*EXERCISE DESCRIPTION*: Write down every entry below once more, exactly.

::::::::

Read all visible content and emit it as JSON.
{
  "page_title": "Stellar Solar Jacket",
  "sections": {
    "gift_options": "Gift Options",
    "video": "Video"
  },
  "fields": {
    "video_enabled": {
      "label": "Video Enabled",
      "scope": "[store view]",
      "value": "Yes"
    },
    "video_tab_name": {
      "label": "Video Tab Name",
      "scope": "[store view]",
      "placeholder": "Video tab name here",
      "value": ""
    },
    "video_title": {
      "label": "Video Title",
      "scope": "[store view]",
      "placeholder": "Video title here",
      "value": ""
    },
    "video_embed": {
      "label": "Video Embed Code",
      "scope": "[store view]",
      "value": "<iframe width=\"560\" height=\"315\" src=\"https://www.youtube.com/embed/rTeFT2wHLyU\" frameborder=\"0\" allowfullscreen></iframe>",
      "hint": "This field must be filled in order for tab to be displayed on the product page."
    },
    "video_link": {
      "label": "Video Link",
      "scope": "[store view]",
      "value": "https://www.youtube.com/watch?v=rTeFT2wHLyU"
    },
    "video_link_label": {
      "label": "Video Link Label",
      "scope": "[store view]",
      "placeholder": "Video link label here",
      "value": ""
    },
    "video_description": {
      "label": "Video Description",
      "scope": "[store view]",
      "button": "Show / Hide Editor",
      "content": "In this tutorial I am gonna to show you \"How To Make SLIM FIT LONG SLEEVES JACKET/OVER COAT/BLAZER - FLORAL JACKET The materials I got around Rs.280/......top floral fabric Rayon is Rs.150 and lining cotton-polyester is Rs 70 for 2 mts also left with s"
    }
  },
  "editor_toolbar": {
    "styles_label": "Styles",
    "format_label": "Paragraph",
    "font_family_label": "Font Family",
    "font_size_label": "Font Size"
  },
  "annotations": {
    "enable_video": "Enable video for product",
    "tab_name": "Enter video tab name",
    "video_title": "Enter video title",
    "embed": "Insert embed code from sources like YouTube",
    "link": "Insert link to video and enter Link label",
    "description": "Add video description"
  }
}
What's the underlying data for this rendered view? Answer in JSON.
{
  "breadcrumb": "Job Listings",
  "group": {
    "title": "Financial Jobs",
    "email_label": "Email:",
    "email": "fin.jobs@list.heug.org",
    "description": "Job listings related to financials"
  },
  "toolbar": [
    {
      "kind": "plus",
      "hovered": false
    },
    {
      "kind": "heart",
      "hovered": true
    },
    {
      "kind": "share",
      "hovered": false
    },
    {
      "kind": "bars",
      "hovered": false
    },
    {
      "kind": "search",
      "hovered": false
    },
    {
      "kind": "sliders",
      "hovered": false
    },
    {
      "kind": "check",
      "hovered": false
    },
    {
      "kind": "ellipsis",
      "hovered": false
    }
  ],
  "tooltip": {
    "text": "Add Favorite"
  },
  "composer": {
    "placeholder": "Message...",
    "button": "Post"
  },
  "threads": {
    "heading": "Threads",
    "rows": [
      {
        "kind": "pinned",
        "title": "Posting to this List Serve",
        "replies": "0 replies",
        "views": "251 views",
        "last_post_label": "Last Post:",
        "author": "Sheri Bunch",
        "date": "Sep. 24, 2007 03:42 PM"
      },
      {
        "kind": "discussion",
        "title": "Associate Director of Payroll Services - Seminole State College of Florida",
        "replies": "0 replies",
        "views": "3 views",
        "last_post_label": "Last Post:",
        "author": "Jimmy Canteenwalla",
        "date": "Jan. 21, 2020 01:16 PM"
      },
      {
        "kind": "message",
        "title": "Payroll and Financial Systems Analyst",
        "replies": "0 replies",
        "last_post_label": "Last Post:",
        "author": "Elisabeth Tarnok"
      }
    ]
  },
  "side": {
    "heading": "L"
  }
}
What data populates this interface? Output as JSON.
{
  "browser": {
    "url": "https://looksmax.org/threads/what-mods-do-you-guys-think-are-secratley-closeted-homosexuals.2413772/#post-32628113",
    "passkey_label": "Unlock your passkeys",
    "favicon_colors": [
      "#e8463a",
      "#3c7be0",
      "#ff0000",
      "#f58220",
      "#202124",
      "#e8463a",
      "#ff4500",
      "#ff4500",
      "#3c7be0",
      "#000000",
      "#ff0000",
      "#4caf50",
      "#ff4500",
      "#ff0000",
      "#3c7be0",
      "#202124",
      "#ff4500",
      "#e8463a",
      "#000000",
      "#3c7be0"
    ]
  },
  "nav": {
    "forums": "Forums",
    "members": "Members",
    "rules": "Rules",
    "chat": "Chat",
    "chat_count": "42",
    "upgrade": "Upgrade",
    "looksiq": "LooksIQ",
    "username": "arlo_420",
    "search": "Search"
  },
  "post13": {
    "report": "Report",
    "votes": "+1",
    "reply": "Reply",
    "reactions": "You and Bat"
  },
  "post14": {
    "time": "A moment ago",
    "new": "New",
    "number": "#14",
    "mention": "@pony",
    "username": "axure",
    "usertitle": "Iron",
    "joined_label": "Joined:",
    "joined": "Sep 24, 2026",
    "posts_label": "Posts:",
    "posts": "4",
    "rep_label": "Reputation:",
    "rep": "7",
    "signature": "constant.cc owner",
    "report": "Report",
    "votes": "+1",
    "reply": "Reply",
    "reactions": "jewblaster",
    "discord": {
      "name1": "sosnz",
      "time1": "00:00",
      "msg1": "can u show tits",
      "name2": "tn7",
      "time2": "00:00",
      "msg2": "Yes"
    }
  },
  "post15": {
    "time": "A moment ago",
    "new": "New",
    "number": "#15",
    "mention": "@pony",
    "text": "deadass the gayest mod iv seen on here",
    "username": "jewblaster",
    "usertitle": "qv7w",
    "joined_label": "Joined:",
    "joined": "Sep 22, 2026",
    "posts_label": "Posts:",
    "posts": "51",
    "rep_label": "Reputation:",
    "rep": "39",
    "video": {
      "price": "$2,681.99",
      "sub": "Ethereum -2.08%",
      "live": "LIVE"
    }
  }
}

::::::::

*FULL RESPONSE*:
Read all visible content and emit it as JSON.
{
  "page_title": "Stellar Solar Jacket",
  "sections": {
    "gift_options": "Gift Options",
    "video": "Video"
  },
  "fields": {
    "video_enabled": {
      "label": "Video Enabled",
      "scope": "[store view]",
      "value": "Yes"
    },
    "video_tab_name": {
      "label": "Video Tab Name",
      "scope": "[store view]",
      "placeholder": "Video tab name here",
      "value": ""
    },
    "video_title": {
      "label": "Video Title",
      "scope": "[store view]",
      "placeholder": "Video title here",
      "value": ""
    },
    "video_embed": {
      "label": "Video Embed Code",
      "scope": "[store view]",
      "value": "<iframe width=\"560\" height=\"315\" src=\"https://www.youtube.com/embed/rTeFT2wHLyU\" frameborder=\"0\" allowfullscreen></iframe>",
      "hint": "This field must be filled in order for tab to be displayed on the product page."
    },
    "video_link": {
      "label": "Video Link",
      "scope": "[store view]",
      "value": "https://www.youtube.com/watch?v=rTeFT2wHLyU"
    },
    "video_link_label": {
      "label": "Video Link Label",
      "scope": "[store view]",
      "placeholder": "Video link label here",
      "value": ""
    },
    "video_description": {
      "label": "Video Description",
      "scope": "[store view]",
      "button": "Show / Hide Editor",
      "content": "In this tutorial I am gonna to show you \"How To Make SLIM FIT LONG SLEEVES JACKET/OVER COAT/BLAZER - FLORAL JACKET The materials I got around Rs.280/......top floral fabric Rayon is Rs.150 and lining cotton-polyester is Rs 70 for 2 mts also left with s"
    }
  },
  "editor_toolbar": {
    "styles_label": "Styles",
    "format_label": "Paragraph",
    "font_family_label": "Font Family",
    "font_size_label": "Font Size"
  },
  "annotations": {
    "enable_video": "Enable video for product",
    "tab_name": "Enter video tab name",
    "video_title": "Enter video title",
    "embed": "Insert embed code from sources like YouTube",
    "link": "Insert link to video and enter Link label",
    "description": "Add video description"
  }
}
What's the underlying data for this rendered view? Answer in JSON.
{
  "breadcrumb": "Job Listings",
  "group": {
    "title": "Financial Jobs",
    "email_label": "Email:",
    "email": "fin.jobs@list.heug.org",
    "description": "Job listings related to financials"
  },
  "toolbar": [
    {
      "kind": "plus",
      "hovered": false
    },
    {
      "kind": "heart",
      "hovered": true
    },
    {
      "kind": "share",
      "hovered": false
    },
    {
      "kind": "bars",
      "hovered": false
    },
    {
      "kind": "search",
      "hovered": false
    },
    {
      "kind": "sliders",
      "hovered": false
    },
    {
      "kind": "check",
      "hovered": false
    },
    {
      "kind": "ellipsis",
      "hovered": false
    }
  ],
  "tooltip": {
    "text": "Add Favorite"
  },
  "composer": {
    "placeholder": "Message...",
    "button": "Post"
  },
  "threads": {
    "heading": "Threads",
    "rows": [
      {
        "kind": "pinned",
        "title": "Posting to this List Serve",
        "replies": "0 replies",
        "views": "251 views",
        "last_post_label": "Last Post:",
        "author": "Sheri Bunch",
        "date": "Sep. 24, 2007 03:42 PM"
      },
      {
        "kind": "discussion",
        "title": "Associate Director of Payroll Services - Seminole State College of Florida",
        "replies": "0 replies",
        "views": "3 views",
        "last_post_label": "Last Post:",
        "author": "Jimmy Canteenwalla",
        "date": "Jan. 21, 2020 01:16 PM"
      },
      {
        "kind": "message",
        "title": "Payroll and Financial Systems Analyst",
        "replies": "0 replies",
        "last_post_label": "Last Post:",
        "author": "Elisabeth Tarnok"
      }
    ]
  },
  "side": {
    "heading": "L"
  }
}
What data populates this interface? Output as JSON.
{
  "browser": {
    "url": "https://looksmax.org/threads/what-mods-do-you-guys-think-are-secratley-closeted-homosexuals.2413772/#post-32628113",
    "passkey_label": "Unlock your passkeys",
    "favicon_colors": [
      "#e8463a",
      "#3c7be0",
      "#ff0000",
      "#f58220",
      "#202124",
      "#e8463a",
      "#ff4500",
      "#ff4500",
      "#3c7be0",
      "#000000",
      "#ff0000",
      "#4caf50",
      "#ff4500",
      "#ff0000",
      "#3c7be0",
      "#202124",
      "#ff4500",
      "#e8463a",
      "#000000",
      "#3c7be0"
    ]
  },
  "nav": {
    "forums": "Forums",
    "members": "Members",
    "rules": "Rules",
    "chat": "Chat",
    "chat_count": "42",
    "upgrade": "Upgrade",
    "looksiq": "LooksIQ",
    "username": "arlo_420",
    "search": "Search"
  },
  "post13": {
    "report": "Report",
    "votes": "+1",
    "reply": "Reply",
    "reactions": "You and Bat"
  },
  "post14": {
    "time": "A moment ago",
    "new": "New",
    "number": "#14",
    "mention": "@pony",
    "username": "axure",
    "usertitle": "Iron",
    "joined_label": "Joined:",
    "joined": "Sep 24, 2026",
    "posts_label": "Posts:",
    "posts": "4",
    "rep_label": "Reputation:",
    "rep": "7",
    "signature": "constant.cc owner",
    "report": "Report",
    "votes": "+1",
    "reply": "Reply",
    "reactions": "jewblaster",
    "discord": {
      "name1": "sosnz",
      "time1": "00:00",
      "msg1": "can u show tits",
      "name2": "tn7",
      "time2": "00:00",
      "msg2": "Yes"
    }
  },
  "post15": {
    "time": "A moment ago",
    "new": "New",
    "number": "#15",
    "mention": "@pony",
    "text": "deadass the gayest mod iv seen on here",
    "username": "jewblaster",
    "usertitle": "qv7w",
    "joined_label": "Joined:",
    "joined": "Sep 22, 2026",
    "posts_label": "Posts:",
    "posts": "51",
    "rep_label": "Reputation:",
    "rep": "39",
    "video": {
      "price": "$2,681.99",
      "sub": "Ethereum -2.08%",
      "live": "LIVE"
    }
  }
}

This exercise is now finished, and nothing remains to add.